= What the task asks =
Starting with the line that contains "What text is on this page?", set down each line through the end of the entries below, exactly and with nothing added.

= The records =
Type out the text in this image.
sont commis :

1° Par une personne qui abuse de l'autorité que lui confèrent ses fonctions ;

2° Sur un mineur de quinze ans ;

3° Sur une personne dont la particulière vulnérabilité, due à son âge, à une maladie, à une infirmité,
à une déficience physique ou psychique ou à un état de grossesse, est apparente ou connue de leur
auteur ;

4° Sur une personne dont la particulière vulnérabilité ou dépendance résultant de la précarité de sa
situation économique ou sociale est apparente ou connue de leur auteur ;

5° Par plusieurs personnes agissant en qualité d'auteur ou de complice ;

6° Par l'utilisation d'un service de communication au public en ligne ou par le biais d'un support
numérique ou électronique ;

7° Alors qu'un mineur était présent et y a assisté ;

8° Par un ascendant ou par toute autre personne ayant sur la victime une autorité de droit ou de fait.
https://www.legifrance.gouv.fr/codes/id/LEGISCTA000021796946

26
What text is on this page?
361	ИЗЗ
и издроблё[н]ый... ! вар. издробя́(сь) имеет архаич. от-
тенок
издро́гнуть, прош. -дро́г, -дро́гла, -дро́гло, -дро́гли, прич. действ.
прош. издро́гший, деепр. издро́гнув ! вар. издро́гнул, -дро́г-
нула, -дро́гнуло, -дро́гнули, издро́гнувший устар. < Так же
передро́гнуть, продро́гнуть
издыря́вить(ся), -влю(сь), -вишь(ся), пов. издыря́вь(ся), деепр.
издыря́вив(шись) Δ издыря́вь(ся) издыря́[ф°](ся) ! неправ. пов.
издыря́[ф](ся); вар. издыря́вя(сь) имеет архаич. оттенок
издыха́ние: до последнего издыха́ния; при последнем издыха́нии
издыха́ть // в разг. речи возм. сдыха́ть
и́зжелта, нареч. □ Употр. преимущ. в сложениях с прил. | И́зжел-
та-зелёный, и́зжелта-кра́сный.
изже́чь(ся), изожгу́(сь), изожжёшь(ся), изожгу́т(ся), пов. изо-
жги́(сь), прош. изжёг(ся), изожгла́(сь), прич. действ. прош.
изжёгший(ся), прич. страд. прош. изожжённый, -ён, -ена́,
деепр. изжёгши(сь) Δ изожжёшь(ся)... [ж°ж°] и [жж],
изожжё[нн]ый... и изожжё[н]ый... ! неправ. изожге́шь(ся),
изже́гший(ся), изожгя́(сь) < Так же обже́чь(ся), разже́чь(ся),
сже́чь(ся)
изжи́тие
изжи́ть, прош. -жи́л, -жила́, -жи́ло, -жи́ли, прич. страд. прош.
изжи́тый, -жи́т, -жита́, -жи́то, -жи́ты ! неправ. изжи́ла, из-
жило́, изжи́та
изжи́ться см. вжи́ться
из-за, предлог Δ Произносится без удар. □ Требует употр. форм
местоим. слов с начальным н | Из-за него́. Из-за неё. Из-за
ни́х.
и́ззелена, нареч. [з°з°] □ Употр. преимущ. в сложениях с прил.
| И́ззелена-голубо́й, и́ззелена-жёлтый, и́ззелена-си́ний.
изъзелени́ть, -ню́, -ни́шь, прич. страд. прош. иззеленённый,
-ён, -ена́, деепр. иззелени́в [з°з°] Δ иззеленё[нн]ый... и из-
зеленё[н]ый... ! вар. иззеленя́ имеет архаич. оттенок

= The response =
What text is on this page?
361	ИЗЗ
и издроблё[н]ый... ! вар. издробя́(сь) имеет архаич. от-
тенок
издро́гнуть, прош. -дро́г, -дро́гла, -дро́гло, -дро́гли, прич. действ.
прош. издро́гший, деепр. издро́гнув ! вар. издро́гнул, -дро́г-
нула, -дро́гнуло, -дро́гнули, издро́гнувший устар. < Так же
передро́гнуть, продро́гнуть
издыря́вить(ся), -влю(сь), -вишь(ся), пов. издыря́вь(ся), деепр.
издыря́вив(шись) Δ издыря́вь(ся) издыря́[ф°](ся) ! неправ. пов.
издыря́[ф](ся); вар. издыря́вя(сь) имеет архаич. оттенок
издыха́ние: до последнего издыха́ния; при последнем издыха́нии
издыха́ть // в разг. речи возм. сдыха́ть
и́зжелта, нареч. □ Употр. преимущ. в сложениях с прил. | И́зжел-
та-зелёный, и́зжелта-кра́сный.
изже́чь(ся), изожгу́(сь), изожжёшь(ся), изожгу́т(ся), пов. изо-
жги́(сь), прош. изжёг(ся), изожгла́(сь), прич. действ. прош.
изжёгший(ся), прич. страд. прош. изожжённый, -ён, -ена́,
деепр. изжёгши(сь) Δ изожжёшь(ся)... [ж°ж°] и [жж],
изожжё[нн]ый... и изожжё[н]ый... ! неправ. изожге́шь(ся),
изже́гший(ся), изожгя́(сь) < Так же обже́чь(ся), разже́чь(ся),
сже́чь(ся)
изжи́тие
изжи́ть, прош. -жи́л, -жила́, -жи́ло, -жи́ли, прич. страд. прош.
изжи́тый, -жи́т, -жита́, -жи́то, -жи́ты ! неправ. изжи́ла, из-
жило́, изжи́та
изжи́ться см. вжи́ться
из-за, предлог Δ Произносится без удар. □ Требует употр. форм
местоим. слов с начальным н | Из-за него́. Из-за неё. Из-за
ни́х.
и́ззелена, нареч. [з°з°] □ Употр. преимущ. в сложениях с прил.
| И́ззелена-голубо́й, и́ззелена-жёлтый, и́ззелена-си́ний.
изъзелени́ть, -ню́, -ни́шь, прич. страд. прош. иззеленённый,
-ён, -ена́, деепр. иззелени́в [з°з°] Δ иззеленё[нн]ый... и из-
зеленё[н]ый... ! вар. иззеленя́ имеет архаич. оттенок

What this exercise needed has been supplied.